- [DIRECTION]:
Beneath this instruction is a block of data; output from it exactly the lines that run from the one containing "Parse this screenshot: output" through the one containing "What data populates", inclusive.
((
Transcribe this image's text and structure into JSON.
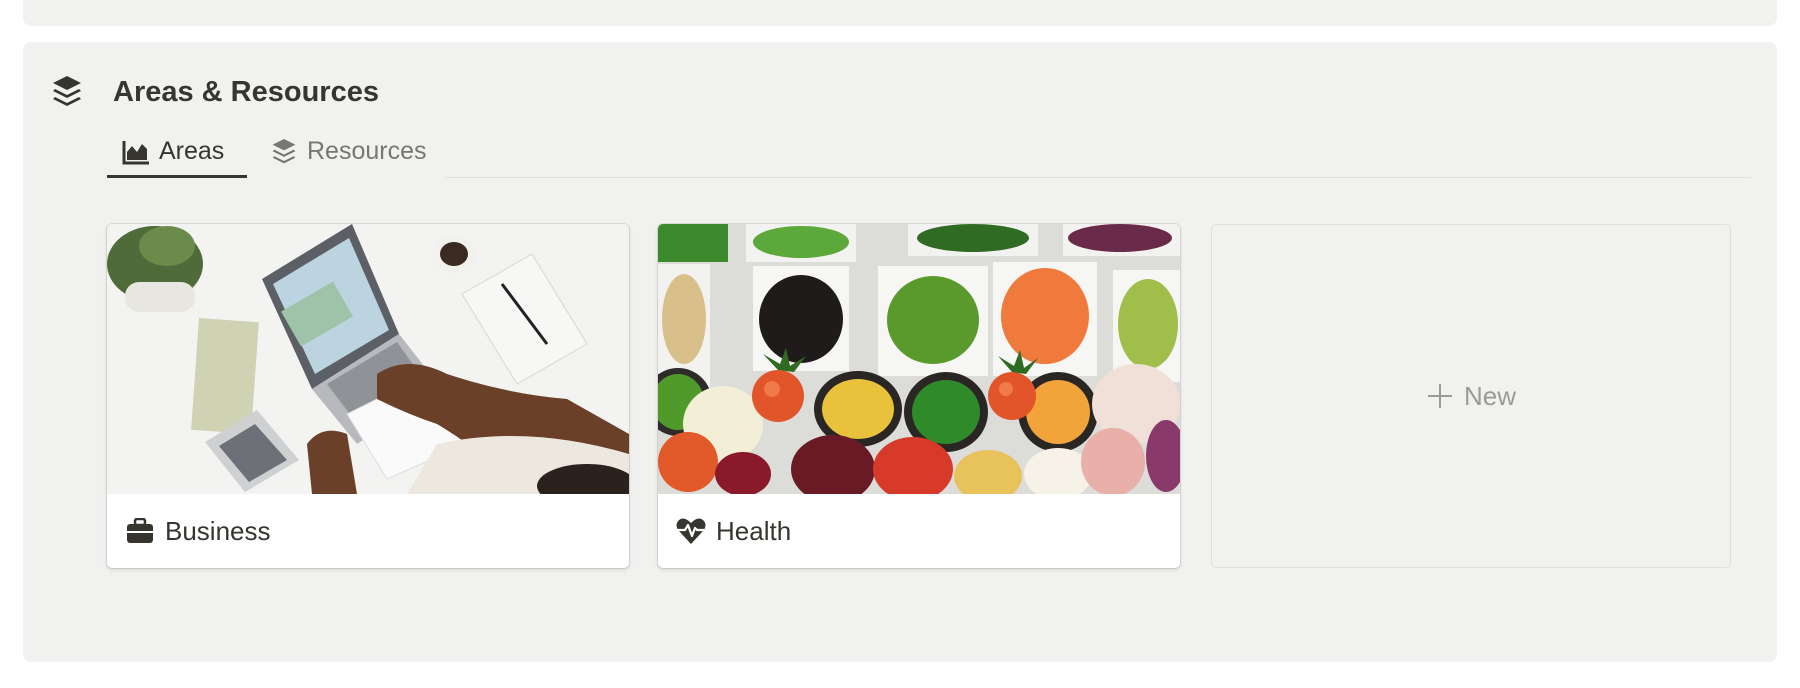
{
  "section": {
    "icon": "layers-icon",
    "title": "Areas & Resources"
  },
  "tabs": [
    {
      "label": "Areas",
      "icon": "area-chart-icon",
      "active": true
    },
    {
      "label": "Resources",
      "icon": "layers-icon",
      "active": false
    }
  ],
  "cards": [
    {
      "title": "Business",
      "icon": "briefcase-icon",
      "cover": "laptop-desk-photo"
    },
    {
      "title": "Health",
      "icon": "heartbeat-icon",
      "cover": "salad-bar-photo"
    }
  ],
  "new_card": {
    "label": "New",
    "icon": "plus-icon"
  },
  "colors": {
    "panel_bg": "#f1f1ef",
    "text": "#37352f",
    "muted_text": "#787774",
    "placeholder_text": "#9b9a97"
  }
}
))
((
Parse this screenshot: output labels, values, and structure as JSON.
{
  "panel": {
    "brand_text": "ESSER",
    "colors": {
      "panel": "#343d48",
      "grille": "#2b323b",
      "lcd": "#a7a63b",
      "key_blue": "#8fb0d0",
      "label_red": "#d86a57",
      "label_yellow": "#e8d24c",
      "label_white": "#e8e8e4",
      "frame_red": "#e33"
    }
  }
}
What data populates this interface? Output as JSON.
))
- [SOLUTION TO THIS PROBLEM]:
Parse this screenshot: output labels, values, and structure as JSON.
{
  "panel": {
    "brand_text": "ESSER",
    "colors": {
      "panel": "#343d48",
      "grille": "#2b323b",
      "lcd": "#a7a63b",
      "key_blue": "#8fb0d0",
      "label_red": "#d86a57",
      "label_yellow": "#e8d24c",
      "label_white": "#e8e8e4",
      "frame_red": "#e33"
    }
  }
}
What data populates this interface? Output as JSON.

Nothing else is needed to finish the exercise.